◆ **Requirements**
Print, exactly and completely, every entry in the data.

◆ **Dataset records**
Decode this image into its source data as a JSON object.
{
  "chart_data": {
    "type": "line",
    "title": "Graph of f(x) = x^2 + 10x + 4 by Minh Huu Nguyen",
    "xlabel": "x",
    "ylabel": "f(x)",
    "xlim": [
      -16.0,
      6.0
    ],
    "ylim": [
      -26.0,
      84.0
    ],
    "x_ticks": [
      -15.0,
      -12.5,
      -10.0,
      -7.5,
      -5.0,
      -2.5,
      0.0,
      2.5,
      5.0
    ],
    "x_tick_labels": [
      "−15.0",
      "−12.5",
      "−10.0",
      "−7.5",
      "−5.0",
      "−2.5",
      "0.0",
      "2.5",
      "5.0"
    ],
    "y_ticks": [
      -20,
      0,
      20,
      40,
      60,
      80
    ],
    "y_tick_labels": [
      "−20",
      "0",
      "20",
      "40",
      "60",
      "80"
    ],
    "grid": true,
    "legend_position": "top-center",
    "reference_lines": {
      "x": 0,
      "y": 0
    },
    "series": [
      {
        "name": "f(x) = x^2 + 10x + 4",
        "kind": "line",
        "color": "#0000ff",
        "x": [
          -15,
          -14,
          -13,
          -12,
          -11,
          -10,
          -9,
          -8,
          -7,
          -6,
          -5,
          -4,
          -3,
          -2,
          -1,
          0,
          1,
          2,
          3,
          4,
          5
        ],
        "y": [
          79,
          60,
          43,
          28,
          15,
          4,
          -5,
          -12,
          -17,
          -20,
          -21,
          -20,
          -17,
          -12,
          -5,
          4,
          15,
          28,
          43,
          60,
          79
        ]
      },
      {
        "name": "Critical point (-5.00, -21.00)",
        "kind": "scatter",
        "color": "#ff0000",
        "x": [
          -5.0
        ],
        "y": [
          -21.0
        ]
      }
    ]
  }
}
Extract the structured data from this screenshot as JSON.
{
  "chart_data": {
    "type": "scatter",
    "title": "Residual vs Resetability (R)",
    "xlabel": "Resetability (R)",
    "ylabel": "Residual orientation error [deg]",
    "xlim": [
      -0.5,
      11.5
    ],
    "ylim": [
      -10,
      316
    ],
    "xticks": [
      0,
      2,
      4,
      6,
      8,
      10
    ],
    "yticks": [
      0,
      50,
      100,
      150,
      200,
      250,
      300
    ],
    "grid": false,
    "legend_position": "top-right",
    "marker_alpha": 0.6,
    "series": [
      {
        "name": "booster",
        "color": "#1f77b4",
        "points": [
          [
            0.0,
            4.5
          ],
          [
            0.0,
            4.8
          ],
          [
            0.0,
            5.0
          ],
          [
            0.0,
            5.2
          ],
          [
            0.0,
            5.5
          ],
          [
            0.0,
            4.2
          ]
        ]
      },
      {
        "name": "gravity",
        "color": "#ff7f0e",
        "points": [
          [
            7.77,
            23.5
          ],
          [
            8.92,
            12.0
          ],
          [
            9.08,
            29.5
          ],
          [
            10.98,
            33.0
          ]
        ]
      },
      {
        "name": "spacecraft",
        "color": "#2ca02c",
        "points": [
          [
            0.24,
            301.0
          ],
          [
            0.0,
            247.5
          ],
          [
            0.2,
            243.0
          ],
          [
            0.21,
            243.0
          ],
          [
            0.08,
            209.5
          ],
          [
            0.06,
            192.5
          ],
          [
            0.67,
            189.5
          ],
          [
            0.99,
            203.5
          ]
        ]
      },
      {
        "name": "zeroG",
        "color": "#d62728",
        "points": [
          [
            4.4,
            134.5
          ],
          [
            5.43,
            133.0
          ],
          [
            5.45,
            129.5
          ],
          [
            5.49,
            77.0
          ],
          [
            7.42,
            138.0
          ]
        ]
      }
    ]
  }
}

◆ **Exercise solution**
Decode this image into its source data as a JSON object.
{
  "chart_data": {
    "type": "line",
    "title": "Graph of f(x) = x^2 + 10x + 4 by Minh Huu Nguyen",
    "xlabel": "x",
    "ylabel": "f(x)",
    "xlim": [
      -16.0,
      6.0
    ],
    "ylim": [
      -26.0,
      84.0
    ],
    "x_ticks": [
      -15.0,
      -12.5,
      -10.0,
      -7.5,
      -5.0,
      -2.5,
      0.0,
      2.5,
      5.0
    ],
    "x_tick_labels": [
      "−15.0",
      "−12.5",
      "−10.0",
      "−7.5",
      "−5.0",
      "−2.5",
      "0.0",
      "2.5",
      "5.0"
    ],
    "y_ticks": [
      -20,
      0,
      20,
      40,
      60,
      80
    ],
    "y_tick_labels": [
      "−20",
      "0",
      "20",
      "40",
      "60",
      "80"
    ],
    "grid": true,
    "legend_position": "top-center",
    "reference_lines": {
      "x": 0,
      "y": 0
    },
    "series": [
      {
        "name": "f(x) = x^2 + 10x + 4",
        "kind": "line",
        "color": "#0000ff",
        "x": [
          -15,
          -14,
          -13,
          -12,
          -11,
          -10,
          -9,
          -8,
          -7,
          -6,
          -5,
          -4,
          -3,
          -2,
          -1,
          0,
          1,
          2,
          3,
          4,
          5
        ],
        "y": [
          79,
          60,
          43,
          28,
          15,
          4,
          -5,
          -12,
          -17,
          -20,
          -21,
          -20,
          -17,
          -12,
          -5,
          4,
          15,
          28,
          43,
          60,
          79
        ]
      },
      {
        "name": "Critical point (-5.00, -21.00)",
        "kind": "scatter",
        "color": "#ff0000",
        "x": [
          -5.0
        ],
        "y": [
          -21.0
        ]
      }
    ]
  }
}
Extract the structured data from this screenshot as JSON.
{
  "chart_data": {
    "type": "scatter",
    "title": "Residual vs Resetability (R)",
    "xlabel": "Resetability (R)",
    "ylabel": "Residual orientation error [deg]",
    "xlim": [
      -0.5,
      11.5
    ],
    "ylim": [
      -10,
      316
    ],
    "xticks": [
      0,
      2,
      4,
      6,
      8,
      10
    ],
    "yticks": [
      0,
      50,
      100,
      150,
      200,
      250,
      300
    ],
    "grid": false,
    "legend_position": "top-right",
    "marker_alpha": 0.6,
    "series": [
      {
        "name": "booster",
        "color": "#1f77b4",
        "points": [
          [
            0.0,
            4.5
          ],
          [
            0.0,
            4.8
          ],
          [
            0.0,
            5.0
          ],
          [
            0.0,
            5.2
          ],
          [
            0.0,
            5.5
          ],
          [
            0.0,
            4.2
          ]
        ]
      },
      {
        "name": "gravity",
        "color": "#ff7f0e",
        "points": [
          [
            7.77,
            23.5
          ],
          [
            8.92,
            12.0
          ],
          [
            9.08,
            29.5
          ],
          [
            10.98,
            33.0
          ]
        ]
      },
      {
        "name": "spacecraft",
        "color": "#2ca02c",
        "points": [
          [
            0.24,
            301.0
          ],
          [
            0.0,
            247.5
          ],
          [
            0.2,
            243.0
          ],
          [
            0.21,
            243.0
          ],
          [
            0.08,
            209.5
          ],
          [
            0.06,
            192.5
          ],
          [
            0.67,
            189.5
          ],
          [
            0.99,
            203.5
          ]
        ]
      },
      {
        "name": "zeroG",
        "color": "#d62728",
        "points": [
          [
            4.4,
            134.5
          ],
          [
            5.43,
            133.0
          ],
          [
            5.45,
            129.5
          ],
          [
            5.49,
            77.0
          ],
          [
            7.42,
            138.0
          ]
        ]
      }
    ]
  }
}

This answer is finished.